>> Start

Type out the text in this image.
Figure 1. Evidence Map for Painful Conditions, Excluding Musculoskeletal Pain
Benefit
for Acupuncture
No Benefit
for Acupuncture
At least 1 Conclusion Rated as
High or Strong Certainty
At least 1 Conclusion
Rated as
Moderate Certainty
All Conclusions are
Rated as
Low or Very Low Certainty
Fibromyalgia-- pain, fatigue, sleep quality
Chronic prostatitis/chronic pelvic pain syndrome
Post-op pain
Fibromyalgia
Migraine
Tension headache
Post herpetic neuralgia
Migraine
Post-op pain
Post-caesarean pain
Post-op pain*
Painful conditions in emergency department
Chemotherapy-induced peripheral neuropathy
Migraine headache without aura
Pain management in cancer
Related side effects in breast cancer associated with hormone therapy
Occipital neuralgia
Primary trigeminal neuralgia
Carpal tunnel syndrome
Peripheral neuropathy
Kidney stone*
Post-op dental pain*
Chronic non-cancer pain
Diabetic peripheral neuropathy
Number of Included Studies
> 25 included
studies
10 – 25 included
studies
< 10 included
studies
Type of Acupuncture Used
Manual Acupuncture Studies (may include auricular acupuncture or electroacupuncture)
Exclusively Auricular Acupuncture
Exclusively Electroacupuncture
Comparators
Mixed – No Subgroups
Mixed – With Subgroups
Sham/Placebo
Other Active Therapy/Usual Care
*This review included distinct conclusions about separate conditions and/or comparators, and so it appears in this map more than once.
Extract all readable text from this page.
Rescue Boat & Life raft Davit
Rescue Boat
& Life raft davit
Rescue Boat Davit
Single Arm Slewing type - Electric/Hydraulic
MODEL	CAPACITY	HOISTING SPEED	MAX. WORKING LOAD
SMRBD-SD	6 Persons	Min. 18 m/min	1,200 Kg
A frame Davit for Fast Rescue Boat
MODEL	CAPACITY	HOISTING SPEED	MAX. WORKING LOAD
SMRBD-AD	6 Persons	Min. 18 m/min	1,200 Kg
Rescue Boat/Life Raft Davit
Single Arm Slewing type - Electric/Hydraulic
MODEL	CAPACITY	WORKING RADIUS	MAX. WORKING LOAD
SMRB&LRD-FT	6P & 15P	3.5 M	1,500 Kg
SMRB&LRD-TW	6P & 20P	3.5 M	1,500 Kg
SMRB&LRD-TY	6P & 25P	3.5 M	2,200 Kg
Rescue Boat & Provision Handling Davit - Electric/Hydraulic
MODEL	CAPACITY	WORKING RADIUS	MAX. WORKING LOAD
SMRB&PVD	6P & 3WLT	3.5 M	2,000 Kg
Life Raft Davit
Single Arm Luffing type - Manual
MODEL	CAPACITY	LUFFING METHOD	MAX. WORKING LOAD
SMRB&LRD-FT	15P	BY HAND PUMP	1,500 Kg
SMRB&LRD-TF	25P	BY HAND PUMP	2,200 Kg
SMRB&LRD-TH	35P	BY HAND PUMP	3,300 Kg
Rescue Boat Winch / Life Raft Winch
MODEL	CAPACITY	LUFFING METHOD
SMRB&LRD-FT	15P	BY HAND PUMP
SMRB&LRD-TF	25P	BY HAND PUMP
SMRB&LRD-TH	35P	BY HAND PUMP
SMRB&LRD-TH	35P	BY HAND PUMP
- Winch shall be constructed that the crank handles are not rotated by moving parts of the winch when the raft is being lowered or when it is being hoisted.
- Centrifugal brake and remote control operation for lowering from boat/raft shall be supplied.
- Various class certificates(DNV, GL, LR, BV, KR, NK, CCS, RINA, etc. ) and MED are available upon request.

>> End

- EXERCISE TASK
Repeat every record exactly as written, please.

- THE RESULT
Type out the text in this image.
Figure 1. Evidence Map for Painful Conditions, Excluding Musculoskeletal Pain
Benefit
for Acupuncture
No Benefit
for Acupuncture
At least 1 Conclusion Rated as
High or Strong Certainty
At least 1 Conclusion
Rated as
Moderate Certainty
All Conclusions are
Rated as
Low or Very Low Certainty
Fibromyalgia-- pain, fatigue, sleep quality
Chronic prostatitis/chronic pelvic pain syndrome
Post-op pain
Fibromyalgia
Migraine
Tension headache
Post herpetic neuralgia
Migraine
Post-op pain
Post-caesarean pain
Post-op pain*
Painful conditions in emergency department
Chemotherapy-induced peripheral neuropathy
Migraine headache without aura
Pain management in cancer
Related side effects in breast cancer associated with hormone therapy
Occipital neuralgia
Primary trigeminal neuralgia
Carpal tunnel syndrome
Peripheral neuropathy
Kidney stone*
Post-op dental pain*
Chronic non-cancer pain
Diabetic peripheral neuropathy
Number of Included Studies
> 25 included
studies
10 – 25 included
studies
< 10 included
studies
Type of Acupuncture Used
Manual Acupuncture Studies (may include auricular acupuncture or electroacupuncture)
Exclusively Auricular Acupuncture
Exclusively Electroacupuncture
Comparators
Mixed – No Subgroups
Mixed – With Subgroups
Sham/Placebo
Other Active Therapy/Usual Care
*This review included distinct conclusions about separate conditions and/or comparators, and so it appears in this map more than once.
Extract all readable text from this page.
Rescue Boat & Life raft Davit
Rescue Boat
& Life raft davit
Rescue Boat Davit
Single Arm Slewing type - Electric/Hydraulic
MODEL	CAPACITY	HOISTING SPEED	MAX. WORKING LOAD
SMRBD-SD	6 Persons	Min. 18 m/min	1,200 Kg
A frame Davit for Fast Rescue Boat
MODEL	CAPACITY	HOISTING SPEED	MAX. WORKING LOAD
SMRBD-AD	6 Persons	Min. 18 m/min	1,200 Kg
Rescue Boat/Life Raft Davit
Single Arm Slewing type - Electric/Hydraulic
MODEL	CAPACITY	WORKING RADIUS	MAX. WORKING LOAD
SMRB&LRD-FT	6P & 15P	3.5 M	1,500 Kg
SMRB&LRD-TW	6P & 20P	3.5 M	1,500 Kg
SMRB&LRD-TY	6P & 25P	3.5 M	2,200 Kg
Rescue Boat & Provision Handling Davit - Electric/Hydraulic
MODEL	CAPACITY	WORKING RADIUS	MAX. WORKING LOAD
SMRB&PVD	6P & 3WLT	3.5 M	2,000 Kg
Life Raft Davit
Single Arm Luffing type - Manual
MODEL	CAPACITY	LUFFING METHOD	MAX. WORKING LOAD
SMRB&LRD-FT	15P	BY HAND PUMP	1,500 Kg
SMRB&LRD-TF	25P	BY HAND PUMP	2,200 Kg
SMRB&LRD-TH	35P	BY HAND PUMP	3,300 Kg
Rescue Boat Winch / Life Raft Winch
MODEL	CAPACITY	LUFFING METHOD
SMRB&LRD-FT	15P	BY HAND PUMP
SMRB&LRD-TF	25P	BY HAND PUMP
SMRB&LRD-TH	35P	BY HAND PUMP
SMRB&LRD-TH	35P	BY HAND PUMP
- Winch shall be constructed that the crank handles are not rotated by moving parts of the winch when the raft is being lowered or when it is being hoisted.
- Centrifugal brake and remote control operation for lowering from boat/raft shall be supplied.
- Various class certificates(DNV, GL, LR, BV, KR, NK, CCS, RINA, etc. ) and MED are available upon request.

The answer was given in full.